(Dataset records)
------------------------------
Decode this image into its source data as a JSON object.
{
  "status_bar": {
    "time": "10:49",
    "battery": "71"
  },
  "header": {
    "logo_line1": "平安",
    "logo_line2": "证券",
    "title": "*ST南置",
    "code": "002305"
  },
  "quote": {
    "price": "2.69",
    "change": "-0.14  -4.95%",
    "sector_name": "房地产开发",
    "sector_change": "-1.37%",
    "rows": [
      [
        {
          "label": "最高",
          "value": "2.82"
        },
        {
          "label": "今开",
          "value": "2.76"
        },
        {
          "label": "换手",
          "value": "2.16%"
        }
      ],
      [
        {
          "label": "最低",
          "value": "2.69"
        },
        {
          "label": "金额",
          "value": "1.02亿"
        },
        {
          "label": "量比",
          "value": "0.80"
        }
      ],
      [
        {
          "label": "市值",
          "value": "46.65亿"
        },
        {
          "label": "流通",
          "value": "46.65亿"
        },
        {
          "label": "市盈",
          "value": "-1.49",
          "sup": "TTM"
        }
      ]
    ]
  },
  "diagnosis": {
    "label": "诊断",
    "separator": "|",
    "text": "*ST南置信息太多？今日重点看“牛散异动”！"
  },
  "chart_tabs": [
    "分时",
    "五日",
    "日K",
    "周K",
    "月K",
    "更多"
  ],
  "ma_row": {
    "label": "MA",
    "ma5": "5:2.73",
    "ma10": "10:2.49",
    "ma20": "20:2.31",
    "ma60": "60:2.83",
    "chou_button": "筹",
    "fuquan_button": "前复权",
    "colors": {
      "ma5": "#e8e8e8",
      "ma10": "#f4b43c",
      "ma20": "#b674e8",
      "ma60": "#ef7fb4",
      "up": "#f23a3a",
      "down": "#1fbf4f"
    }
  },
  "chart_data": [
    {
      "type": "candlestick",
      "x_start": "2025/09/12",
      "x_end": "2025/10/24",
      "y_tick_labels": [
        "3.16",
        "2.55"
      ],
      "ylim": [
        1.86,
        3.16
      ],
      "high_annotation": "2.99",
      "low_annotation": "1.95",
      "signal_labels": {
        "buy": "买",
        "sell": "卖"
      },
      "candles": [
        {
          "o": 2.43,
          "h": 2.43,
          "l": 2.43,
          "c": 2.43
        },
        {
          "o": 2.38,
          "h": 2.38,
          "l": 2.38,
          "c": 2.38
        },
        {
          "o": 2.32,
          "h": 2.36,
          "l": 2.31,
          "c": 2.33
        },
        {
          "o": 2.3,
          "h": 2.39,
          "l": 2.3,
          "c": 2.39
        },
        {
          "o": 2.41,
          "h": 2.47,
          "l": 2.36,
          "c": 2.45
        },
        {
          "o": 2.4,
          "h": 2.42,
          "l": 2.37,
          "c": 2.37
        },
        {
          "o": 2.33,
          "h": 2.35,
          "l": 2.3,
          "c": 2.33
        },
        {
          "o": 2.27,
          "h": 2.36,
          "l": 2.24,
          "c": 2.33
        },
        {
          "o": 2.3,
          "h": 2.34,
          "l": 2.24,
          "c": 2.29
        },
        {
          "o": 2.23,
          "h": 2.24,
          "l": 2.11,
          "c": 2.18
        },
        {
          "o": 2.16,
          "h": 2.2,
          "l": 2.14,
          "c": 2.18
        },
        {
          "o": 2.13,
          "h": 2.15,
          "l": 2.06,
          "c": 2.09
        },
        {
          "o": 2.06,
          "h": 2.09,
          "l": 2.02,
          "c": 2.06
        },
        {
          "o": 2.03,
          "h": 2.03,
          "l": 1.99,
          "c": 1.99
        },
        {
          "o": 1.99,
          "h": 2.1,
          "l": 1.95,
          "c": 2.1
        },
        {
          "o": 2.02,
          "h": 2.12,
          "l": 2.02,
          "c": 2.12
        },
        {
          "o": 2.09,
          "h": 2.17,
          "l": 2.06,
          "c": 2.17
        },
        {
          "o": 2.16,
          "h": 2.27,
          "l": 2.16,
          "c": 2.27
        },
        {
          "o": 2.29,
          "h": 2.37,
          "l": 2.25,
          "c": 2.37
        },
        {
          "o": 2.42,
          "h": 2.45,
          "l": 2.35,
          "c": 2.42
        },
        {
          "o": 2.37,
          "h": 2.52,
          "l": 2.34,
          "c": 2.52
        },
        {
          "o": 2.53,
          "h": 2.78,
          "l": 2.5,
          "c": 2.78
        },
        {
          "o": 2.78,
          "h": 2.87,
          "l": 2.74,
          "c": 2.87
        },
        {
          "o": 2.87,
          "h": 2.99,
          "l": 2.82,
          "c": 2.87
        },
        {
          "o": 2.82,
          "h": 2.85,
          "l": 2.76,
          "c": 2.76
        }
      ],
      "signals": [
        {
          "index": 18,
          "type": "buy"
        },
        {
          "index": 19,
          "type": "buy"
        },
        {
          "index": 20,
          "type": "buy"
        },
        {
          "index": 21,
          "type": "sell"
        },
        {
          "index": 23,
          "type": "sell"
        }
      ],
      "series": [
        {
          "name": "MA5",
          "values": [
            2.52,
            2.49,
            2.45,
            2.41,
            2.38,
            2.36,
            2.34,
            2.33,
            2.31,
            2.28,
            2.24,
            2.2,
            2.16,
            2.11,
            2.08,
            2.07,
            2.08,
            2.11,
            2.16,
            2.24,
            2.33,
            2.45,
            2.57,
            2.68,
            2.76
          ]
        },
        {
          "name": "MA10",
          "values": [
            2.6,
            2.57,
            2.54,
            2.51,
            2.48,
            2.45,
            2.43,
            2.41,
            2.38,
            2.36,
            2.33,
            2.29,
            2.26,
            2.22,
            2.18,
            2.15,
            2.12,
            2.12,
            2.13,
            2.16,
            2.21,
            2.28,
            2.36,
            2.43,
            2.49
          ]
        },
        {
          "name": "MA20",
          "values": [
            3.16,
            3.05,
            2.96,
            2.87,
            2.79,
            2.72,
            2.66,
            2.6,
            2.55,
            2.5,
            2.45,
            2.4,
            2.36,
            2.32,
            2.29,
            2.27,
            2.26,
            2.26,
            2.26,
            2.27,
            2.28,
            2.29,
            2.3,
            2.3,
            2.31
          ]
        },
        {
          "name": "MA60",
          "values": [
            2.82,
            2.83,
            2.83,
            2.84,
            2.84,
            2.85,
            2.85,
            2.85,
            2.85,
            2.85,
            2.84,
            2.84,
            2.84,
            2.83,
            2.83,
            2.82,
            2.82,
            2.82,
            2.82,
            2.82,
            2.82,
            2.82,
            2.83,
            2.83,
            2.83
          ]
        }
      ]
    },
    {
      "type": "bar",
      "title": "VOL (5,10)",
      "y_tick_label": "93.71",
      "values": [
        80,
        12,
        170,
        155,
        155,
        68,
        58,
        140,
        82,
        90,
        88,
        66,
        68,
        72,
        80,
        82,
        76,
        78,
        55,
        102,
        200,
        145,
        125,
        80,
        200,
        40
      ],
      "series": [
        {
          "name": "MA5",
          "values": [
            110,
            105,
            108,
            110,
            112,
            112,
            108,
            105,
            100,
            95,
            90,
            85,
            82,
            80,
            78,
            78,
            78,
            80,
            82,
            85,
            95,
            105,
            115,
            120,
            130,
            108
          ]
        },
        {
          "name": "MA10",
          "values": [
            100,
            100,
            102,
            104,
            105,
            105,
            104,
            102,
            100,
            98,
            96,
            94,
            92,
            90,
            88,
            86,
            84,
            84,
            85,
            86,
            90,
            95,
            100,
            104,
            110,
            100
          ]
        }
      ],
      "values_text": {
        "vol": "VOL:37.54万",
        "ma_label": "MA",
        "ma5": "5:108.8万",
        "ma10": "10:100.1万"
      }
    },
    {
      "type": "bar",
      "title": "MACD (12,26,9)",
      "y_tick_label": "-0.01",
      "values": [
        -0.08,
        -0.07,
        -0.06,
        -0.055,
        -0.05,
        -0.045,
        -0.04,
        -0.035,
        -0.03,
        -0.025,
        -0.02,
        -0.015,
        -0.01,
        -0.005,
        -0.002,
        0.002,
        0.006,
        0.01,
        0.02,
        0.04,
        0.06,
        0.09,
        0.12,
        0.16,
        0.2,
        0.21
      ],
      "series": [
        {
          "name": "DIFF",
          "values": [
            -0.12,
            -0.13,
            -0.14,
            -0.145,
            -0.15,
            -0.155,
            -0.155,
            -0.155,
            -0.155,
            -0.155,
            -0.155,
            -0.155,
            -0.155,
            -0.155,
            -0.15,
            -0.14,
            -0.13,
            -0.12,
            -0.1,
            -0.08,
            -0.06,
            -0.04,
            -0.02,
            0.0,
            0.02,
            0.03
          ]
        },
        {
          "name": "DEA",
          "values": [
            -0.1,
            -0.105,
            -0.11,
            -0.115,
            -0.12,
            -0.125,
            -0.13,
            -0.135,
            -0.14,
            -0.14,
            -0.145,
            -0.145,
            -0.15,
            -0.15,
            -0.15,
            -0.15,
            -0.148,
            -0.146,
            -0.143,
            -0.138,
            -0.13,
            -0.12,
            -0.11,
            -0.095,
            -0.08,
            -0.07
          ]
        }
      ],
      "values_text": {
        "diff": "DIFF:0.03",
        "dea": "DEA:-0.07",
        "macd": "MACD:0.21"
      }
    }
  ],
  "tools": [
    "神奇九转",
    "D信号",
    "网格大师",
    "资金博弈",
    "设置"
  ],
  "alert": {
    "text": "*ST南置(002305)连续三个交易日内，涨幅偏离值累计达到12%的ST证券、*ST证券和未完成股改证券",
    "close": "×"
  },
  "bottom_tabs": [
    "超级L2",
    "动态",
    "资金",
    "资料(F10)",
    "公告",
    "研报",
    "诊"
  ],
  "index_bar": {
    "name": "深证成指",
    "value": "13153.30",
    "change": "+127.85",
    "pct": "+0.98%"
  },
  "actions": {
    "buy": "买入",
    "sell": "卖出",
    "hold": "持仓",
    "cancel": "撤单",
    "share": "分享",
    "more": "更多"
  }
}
------------------------------
Requirements:
Which lines contain "title"? Copy each of them.

Complete response:
    "title": "*ST南置",
      "title": "VOL (5,10)",
      "title": "MACD (12,26,9)",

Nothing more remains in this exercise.